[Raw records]
▽

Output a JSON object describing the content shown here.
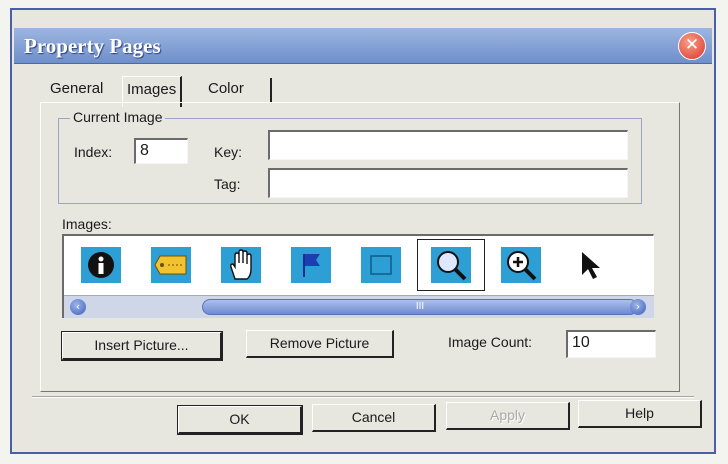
{
  "window": {
    "title": "Property Pages",
    "close_symbol": "✕"
  },
  "tabs": [
    {
      "label": "General",
      "active": false
    },
    {
      "label": "Images",
      "active": true
    },
    {
      "label": "Color",
      "active": false
    }
  ],
  "current_image": {
    "group_label": "Current Image",
    "index_label": "Index:",
    "index_value": "8",
    "key_label": "Key:",
    "key_value": "",
    "tag_label": "Tag:",
    "tag_value": ""
  },
  "images": {
    "label": "Images:",
    "icons": [
      "info-icon",
      "tag-icon",
      "hand-icon",
      "flag-icon",
      "square-icon",
      "magnifier-icon",
      "zoom-in-icon",
      "arrow-pointer-icon"
    ],
    "selected_index": 5,
    "scroll_thumb_mark": "III"
  },
  "buttons": {
    "insert_picture": "Insert Picture...",
    "remove_picture": "Remove Picture",
    "ok": "OK",
    "cancel": "Cancel",
    "apply": "Apply",
    "help": "Help"
  },
  "image_count": {
    "label": "Image Count:",
    "value": "10"
  },
  "colors": {
    "title_bar": "#7f9bd2",
    "tile_blue": "#2d9fd4",
    "dialog_bg": "#e7e6df"
  }
}
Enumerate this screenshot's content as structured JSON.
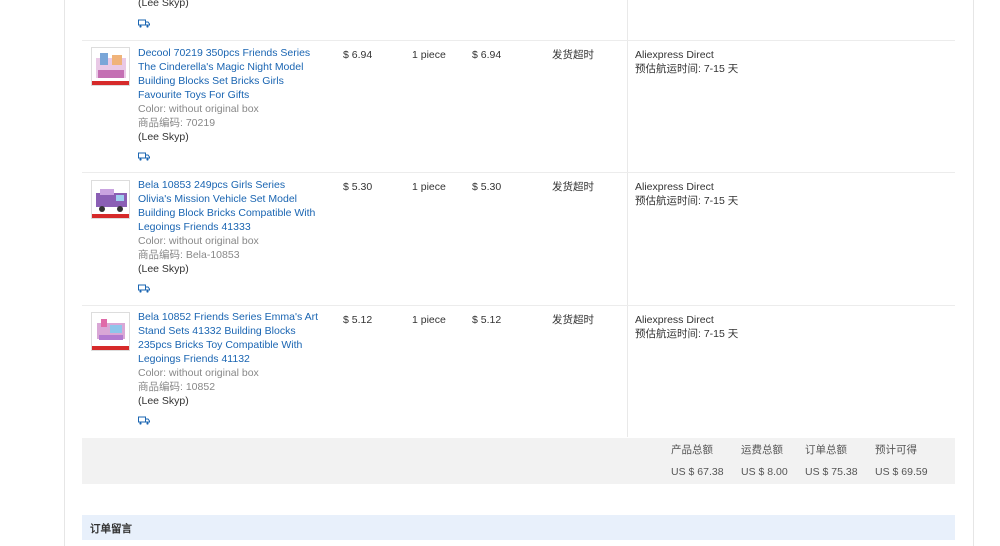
{
  "top_seller": "(Lee Skyp)",
  "items": [
    {
      "name": "Decool 70219 350pcs Friends Series The Cinderella's Magic Night Model Building Blocks Set Bricks Girls Favourite Toys For Gifts",
      "color": "Color: without original box",
      "code": "商品编码: 70219",
      "seller": "(Lee Skyp)",
      "price": "$ 6.94",
      "qty": "1 piece",
      "total": "$ 6.94",
      "status": "发货超时",
      "shipping": "Aliexpress Direct",
      "eta": "预估航运时间: 7-15 天"
    },
    {
      "name": "Bela 10853 249pcs Girls Series Olivia's Mission Vehicle Set Model Building Block Bricks Compatible With Legoings Friends 41333",
      "color": "Color: without original box",
      "code": "商品编码: Bela-10853",
      "seller": "(Lee Skyp)",
      "price": "$ 5.30",
      "qty": "1 piece",
      "total": "$ 5.30",
      "status": "发货超时",
      "shipping": "Aliexpress Direct",
      "eta": "预估航运时间: 7-15 天"
    },
    {
      "name": "Bela 10852 Friends Series Emma's Art Stand Sets 41332 Building Blocks 235pcs Bricks Toy Compatible With Legoings Friends 41132",
      "color": "Color: without original box",
      "code": "商品编码: 10852",
      "seller": "(Lee Skyp)",
      "price": "$ 5.12",
      "qty": "1 piece",
      "total": "$ 5.12",
      "status": "发货超时",
      "shipping": "Aliexpress Direct",
      "eta": "预估航运时间: 7-15 天"
    }
  ],
  "summary": {
    "product_total_label": "产品总额",
    "product_total": "US $ 67.38",
    "shipping_total_label": "运费总额",
    "shipping_total": "US $ 8.00",
    "order_total_label": "订单总额",
    "order_total": "US $ 75.38",
    "payable_label": "预计可得",
    "payable": "US $ 69.59"
  },
  "remark_label": "订单留言",
  "colors": {
    "link": "#1a65b2",
    "summary_bg": "#f2f2f2",
    "remark_bg": "#e8f0fb"
  }
}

△

Leave out the pictures and output every record above precisely as given.

Output a JSON object describing the content shown here.
{
  "window": {
    "title": "Property Pages",
    "close_symbol": "✕"
  },
  "tabs": [
    {
      "label": "General",
      "active": false
    },
    {
      "label": "Images",
      "active": true
    },
    {
      "label": "Color",
      "active": false
    }
  ],
  "current_image": {
    "group_label": "Current Image",
    "index_label": "Index:",
    "index_value": "8",
    "key_label": "Key:",
    "key_value": "",
    "tag_label": "Tag:",
    "tag_value": ""
  },
  "images": {
    "label": "Images:",
    "icons": [
      "info-icon",
      "tag-icon",
      "hand-icon",
      "flag-icon",
      "square-icon",
      "magnifier-icon",
      "zoom-in-icon",
      "arrow-pointer-icon"
    ],
    "selected_index": 5,
    "scroll_thumb_mark": "III"
  },
  "buttons": {
    "insert_picture": "Insert Picture...",
    "remove_picture": "Remove Picture",
    "ok": "OK",
    "cancel": "Cancel",
    "apply": "Apply",
    "help": "Help"
  },
  "image_count": {
    "label": "Image Count:",
    "value": "10"
  },
  "colors": {
    "title_bar": "#7f9bd2",
    "tile_blue": "#2d9fd4",
    "dialog_bg": "#e7e6df"
  }
}
Enumerate this screenshot's content as structured JSON.
{
  "top_seller": "(Lee Skyp)",
  "items": [
    {
      "name": "Decool 70219 350pcs Friends Series The Cinderella's Magic Night Model Building Blocks Set Bricks Girls Favourite Toys For Gifts",
      "color": "Color: without original box",
      "code": "商品编码: 70219",
      "seller": "(Lee Skyp)",
      "price": "$ 6.94",
      "qty": "1 piece",
      "total": "$ 6.94",
      "status": "发货超时",
      "shipping": "Aliexpress Direct",
      "eta": "预估航运时间: 7-15 天"
    },
    {
      "name": "Bela 10853 249pcs Girls Series Olivia's Mission Vehicle Set Model Building Block Bricks Compatible With Legoings Friends 41333",
      "color": "Color: without original box",
      "code": "商品编码: Bela-10853",
      "seller": "(Lee Skyp)",
      "price": "$ 5.30",
      "qty": "1 piece",
      "total": "$ 5.30",
      "status": "发货超时",
      "shipping": "Aliexpress Direct",
      "eta": "预估航运时间: 7-15 天"
    },
    {
      "name": "Bela 10852 Friends Series Emma's Art Stand Sets 41332 Building Blocks 235pcs Bricks Toy Compatible With Legoings Friends 41132",
      "color": "Color: without original box",
      "code": "商品编码: 10852",
      "seller": "(Lee Skyp)",
      "price": "$ 5.12",
      "qty": "1 piece",
      "total": "$ 5.12",
      "status": "发货超时",
      "shipping": "Aliexpress Direct",
      "eta": "预估航运时间: 7-15 天"
    }
  ],
  "summary": {
    "product_total_label": "产品总额",
    "product_total": "US $ 67.38",
    "shipping_total_label": "运费总额",
    "shipping_total": "US $ 8.00",
    "order_total_label": "订单总额",
    "order_total": "US $ 75.38",
    "payable_label": "预计可得",
    "payable": "US $ 69.59"
  },
  "remark_label": "订单留言",
  "colors": {
    "link": "#1a65b2",
    "summary_bg": "#f2f2f2",
    "remark_bg": "#e8f0fb"
  }
}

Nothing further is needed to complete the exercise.